> [WHAT IS REQUIRED] Lay out everything from the start of the entries down to the line containing "The upper half 22 is at (355, 181)." as a numbered list, skipping blank lines. Leave the pictures out of the answer.
─── DATA SHOWN
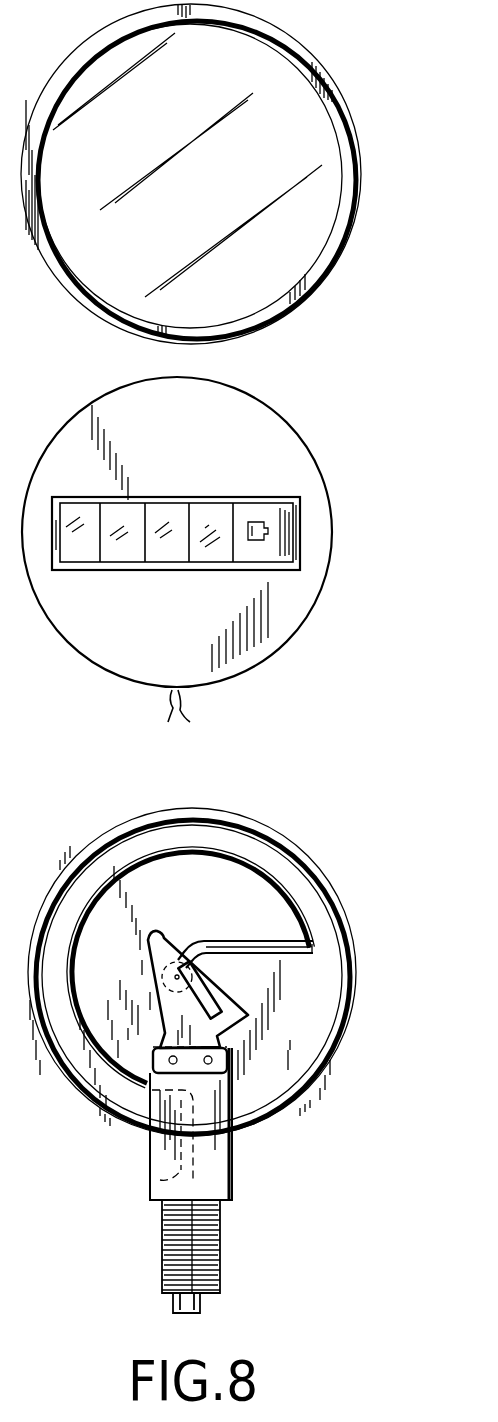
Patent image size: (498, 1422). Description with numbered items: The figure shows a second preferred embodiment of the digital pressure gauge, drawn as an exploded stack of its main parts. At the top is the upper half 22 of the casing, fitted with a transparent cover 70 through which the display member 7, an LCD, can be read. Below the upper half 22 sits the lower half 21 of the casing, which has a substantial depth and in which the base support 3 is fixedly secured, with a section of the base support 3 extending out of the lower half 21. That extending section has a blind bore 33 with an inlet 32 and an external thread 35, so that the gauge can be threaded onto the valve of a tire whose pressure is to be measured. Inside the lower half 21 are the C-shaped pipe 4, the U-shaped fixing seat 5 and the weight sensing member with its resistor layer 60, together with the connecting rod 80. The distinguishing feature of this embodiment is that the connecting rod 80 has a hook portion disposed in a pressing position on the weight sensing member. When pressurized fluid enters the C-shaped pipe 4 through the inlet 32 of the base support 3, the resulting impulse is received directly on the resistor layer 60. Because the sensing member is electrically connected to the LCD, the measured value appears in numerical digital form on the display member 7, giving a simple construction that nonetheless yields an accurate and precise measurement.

The upper half 22 is at (355, 181).
The transparent cover 70 is at (275, 627).
The display member 7 is at (185, 497).
The lower half 21 is at (340, 906).
The C-shaped pipe 4 is at (106, 893).
The connecting rod 80 is at (288, 956).
The resistor layer 60 is at (211, 941).
The U-shaped fixing seat 5 is at (202, 978).
The base support 3 is at (237, 1163).
The blind bore 33 is at (150, 1175).
The external thread 35 is at (222, 1245).
The inlet 32 is at (172, 1313).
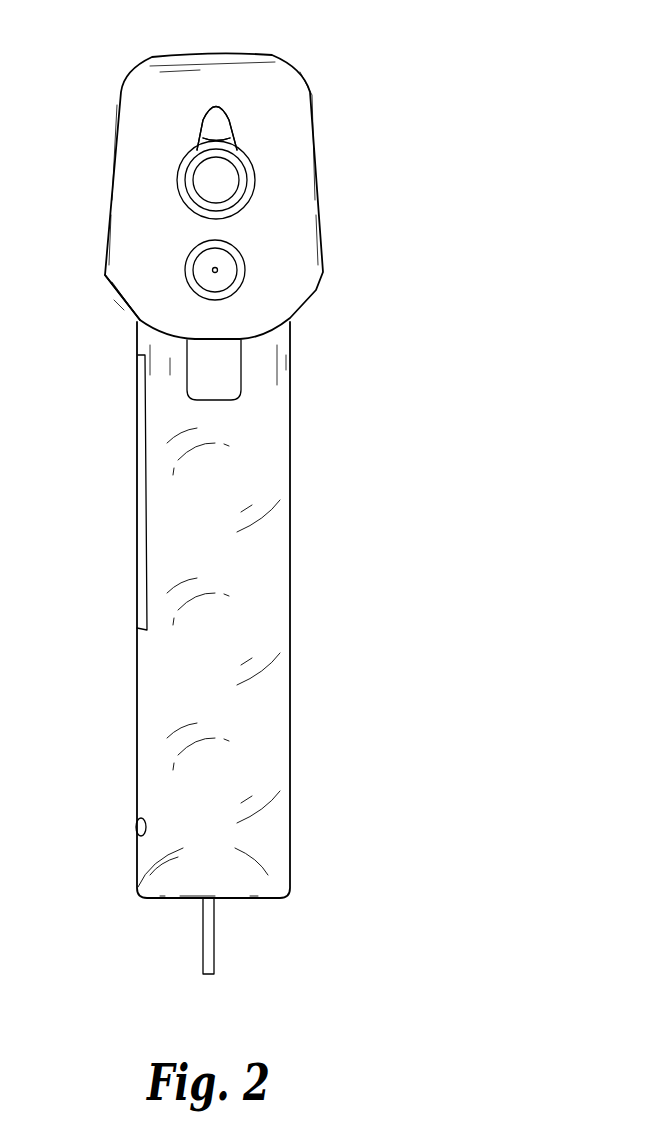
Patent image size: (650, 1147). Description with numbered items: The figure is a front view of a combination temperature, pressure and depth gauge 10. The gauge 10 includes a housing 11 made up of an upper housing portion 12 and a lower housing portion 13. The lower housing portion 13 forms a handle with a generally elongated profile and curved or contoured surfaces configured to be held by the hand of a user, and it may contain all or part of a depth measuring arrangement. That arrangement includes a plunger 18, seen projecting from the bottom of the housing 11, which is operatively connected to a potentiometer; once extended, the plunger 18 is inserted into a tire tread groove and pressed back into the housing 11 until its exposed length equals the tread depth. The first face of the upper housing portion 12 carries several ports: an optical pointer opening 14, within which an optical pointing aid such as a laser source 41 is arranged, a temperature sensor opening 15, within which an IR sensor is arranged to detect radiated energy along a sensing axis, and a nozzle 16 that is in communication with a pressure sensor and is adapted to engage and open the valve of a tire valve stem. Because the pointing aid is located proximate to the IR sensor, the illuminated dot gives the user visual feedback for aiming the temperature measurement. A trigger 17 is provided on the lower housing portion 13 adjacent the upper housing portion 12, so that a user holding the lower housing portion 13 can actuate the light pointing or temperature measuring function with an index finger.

The gauge 10 is at (342, 223).
The housing 11 is at (105, 275).
The upper housing portion 12 is at (177, 88).
The lower housing portion 13 is at (257, 670).
The optical pointer opening 14 is at (217, 118).
The laser source 41 is at (217, 118).
The temperature sensor opening 15 is at (218, 183).
The nozzle 16 is at (223, 280).
The trigger 17 is at (230, 375).
The plunger 18 is at (215, 950).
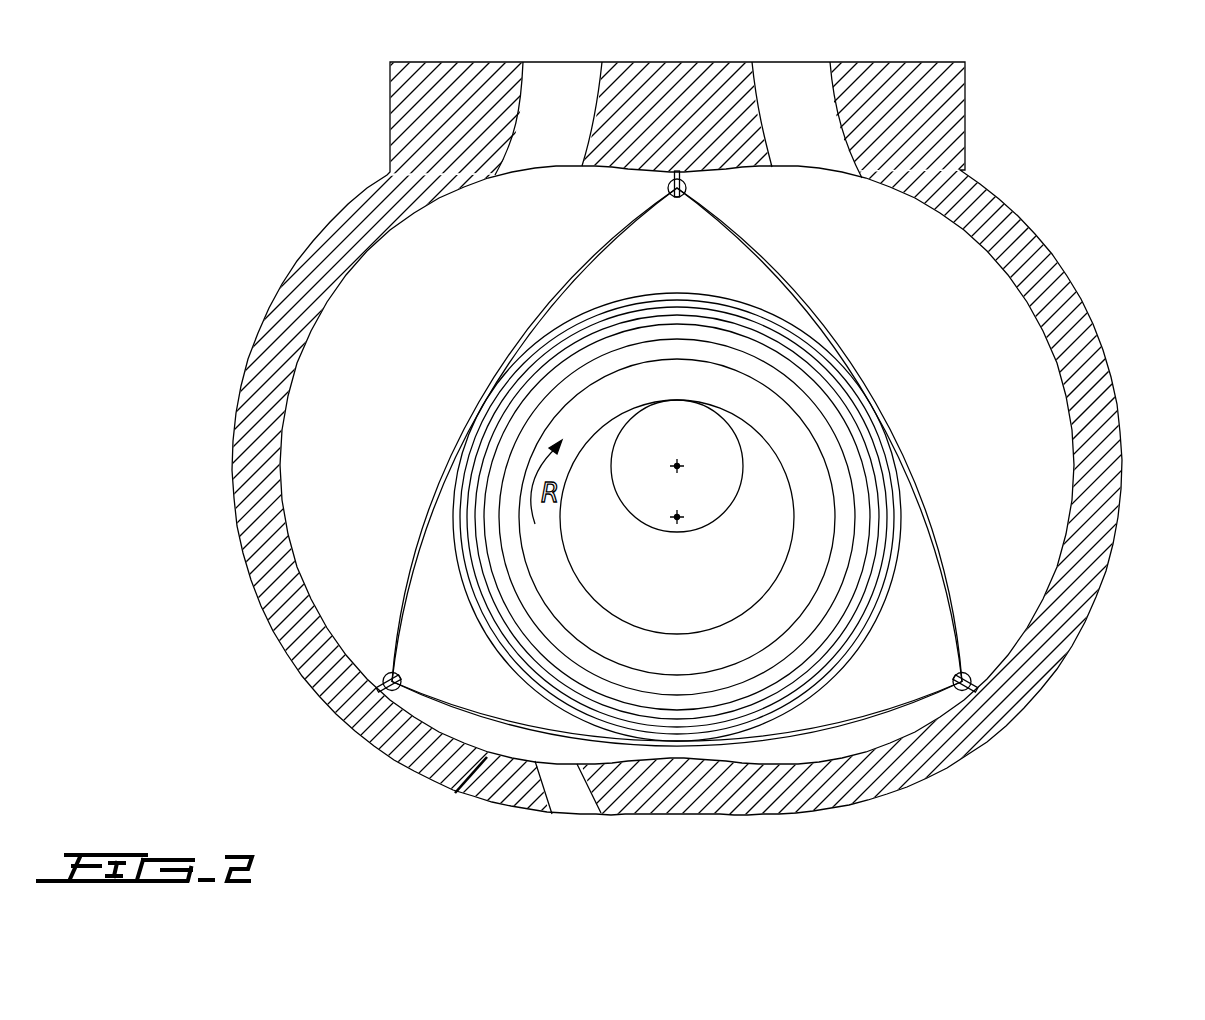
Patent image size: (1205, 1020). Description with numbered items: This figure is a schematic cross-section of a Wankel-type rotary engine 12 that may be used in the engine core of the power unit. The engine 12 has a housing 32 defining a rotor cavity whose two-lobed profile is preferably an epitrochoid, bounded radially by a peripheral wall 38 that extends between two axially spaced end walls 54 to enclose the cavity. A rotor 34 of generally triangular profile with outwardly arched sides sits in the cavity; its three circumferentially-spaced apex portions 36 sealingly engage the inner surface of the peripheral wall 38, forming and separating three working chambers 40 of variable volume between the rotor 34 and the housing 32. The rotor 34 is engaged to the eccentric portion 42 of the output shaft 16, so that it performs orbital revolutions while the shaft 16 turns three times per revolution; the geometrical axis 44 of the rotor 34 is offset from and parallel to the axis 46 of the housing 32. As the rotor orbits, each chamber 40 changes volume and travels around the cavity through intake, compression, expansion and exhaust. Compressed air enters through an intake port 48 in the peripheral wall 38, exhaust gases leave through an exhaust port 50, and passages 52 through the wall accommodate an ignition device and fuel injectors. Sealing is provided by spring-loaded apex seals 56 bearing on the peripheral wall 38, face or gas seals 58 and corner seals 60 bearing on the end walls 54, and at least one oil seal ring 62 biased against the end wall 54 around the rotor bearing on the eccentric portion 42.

The intermittent internal combustion engine 12 is at (298, 176).
The output shaft 16 is at (705, 501).
The housing 32 is at (1040, 222).
The rotor 34 is at (942, 488).
The apex portions 36 is at (983, 700).
The peripheral wall 38 is at (1093, 322).
The working chambers 40 is at (363, 382).
The eccentric portion 42 is at (675, 601).
The geometrical axis of the rotor 44 is at (677, 517).
The axis of the housing 46 is at (677, 466).
The intake port 48 is at (807, 138).
The exhaust port 50 is at (550, 137).
The passages 52 is at (560, 797).
The end walls 54 is at (1043, 533).
The apex seals 56 is at (377, 690).
The face seals 58 is at (408, 583).
The corner seals 60 is at (375, 674).
The oil seal ring 62 is at (787, 702).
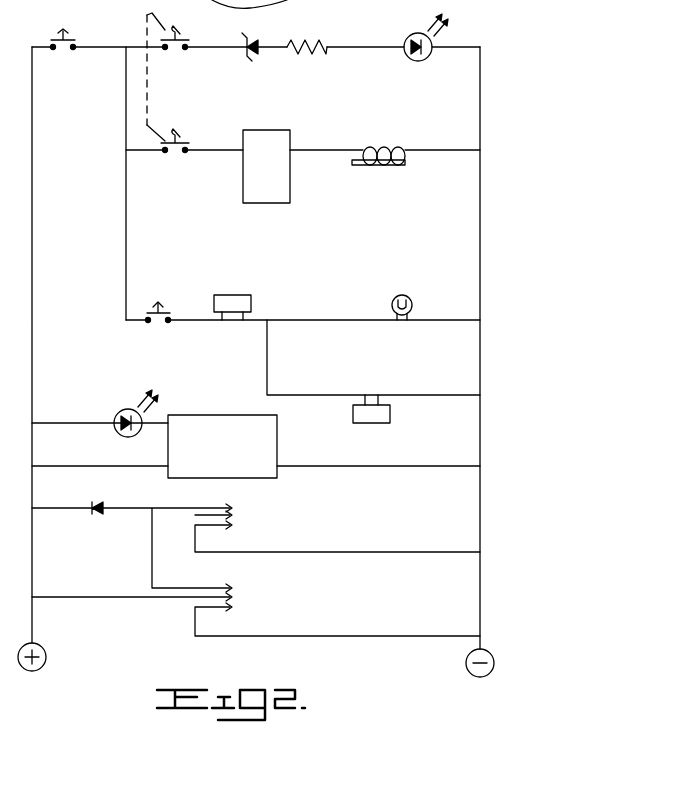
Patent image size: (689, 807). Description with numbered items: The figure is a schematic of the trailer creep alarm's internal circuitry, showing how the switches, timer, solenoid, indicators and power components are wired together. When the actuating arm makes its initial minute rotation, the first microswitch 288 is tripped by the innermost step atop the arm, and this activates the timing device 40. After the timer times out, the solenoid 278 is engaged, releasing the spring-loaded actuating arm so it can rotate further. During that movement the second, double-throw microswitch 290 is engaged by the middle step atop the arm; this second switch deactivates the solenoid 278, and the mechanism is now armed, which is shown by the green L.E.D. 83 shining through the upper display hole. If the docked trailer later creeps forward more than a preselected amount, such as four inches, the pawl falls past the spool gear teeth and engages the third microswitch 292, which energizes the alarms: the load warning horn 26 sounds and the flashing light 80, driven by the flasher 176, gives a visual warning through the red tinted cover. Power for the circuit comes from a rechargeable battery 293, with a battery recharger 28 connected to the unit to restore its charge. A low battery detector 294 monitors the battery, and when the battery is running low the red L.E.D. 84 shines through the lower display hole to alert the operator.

The first microswitch 288 is at (88, 8).
The second double-throw microswitch 290 is at (160, 74).
The green L.E.D. 83 is at (408, 61).
The solenoid 278 is at (360, 166).
The timing device 40 is at (278, 205).
The third microswitch 292 is at (160, 294).
The flasher 176 is at (234, 294).
The flashing light 80 is at (404, 295).
The load warning horn 26 is at (395, 424).
The red L.E.D. 84 is at (116, 418).
The low battery detector 294 is at (218, 424).
The rechargeable battery 293 is at (245, 510).
The battery recharger 28 is at (250, 596).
──────
> [EXERCISE RESPONSE]
1. Patent image size: (498, 1422). Description with numbered items: The figure shows a second preferred embodiment of the digital pressure gauge, drawn as an exploded stack of its main parts. At the top is the upper half 22 of the casing, fitted with a transparent cover 70 through which the display member 7, an LCD, can be read. Below the upper half 22 sits the lower half 21 of the casing, which has a substantial depth and in which the base support 3 is fixedly secured, with a section of the base support 3 extending out of the lower half 21. That extending section has a blind bore 33 with an inlet 32 and an external thread 35, so that the gauge can be threaded onto the valve of a tire whose pressure is to be measured. Inside the lower half 21 are the C-shaped pipe 4, the U-shaped fixing seat 5 and the weight sensing member with its resistor layer 60, together with the connecting rod 80. The distinguishing feature of this embodiment is that the connecting rod 80 has a hook portion disposed in a pressing position on the weight sensing member. When pressurized fluid enters the C-shaped pipe 4 through the inlet 32 of the base support 3, the resulting impulse is received directly on the resistor layer 60. Because the sensing member is electrically connected to the LCD, the measured value appears in numerical digital form on the display member 7, giving a simple construction that nonetheless yields an accurate and precise measurement.
2. The upper half 22 is at (355, 181).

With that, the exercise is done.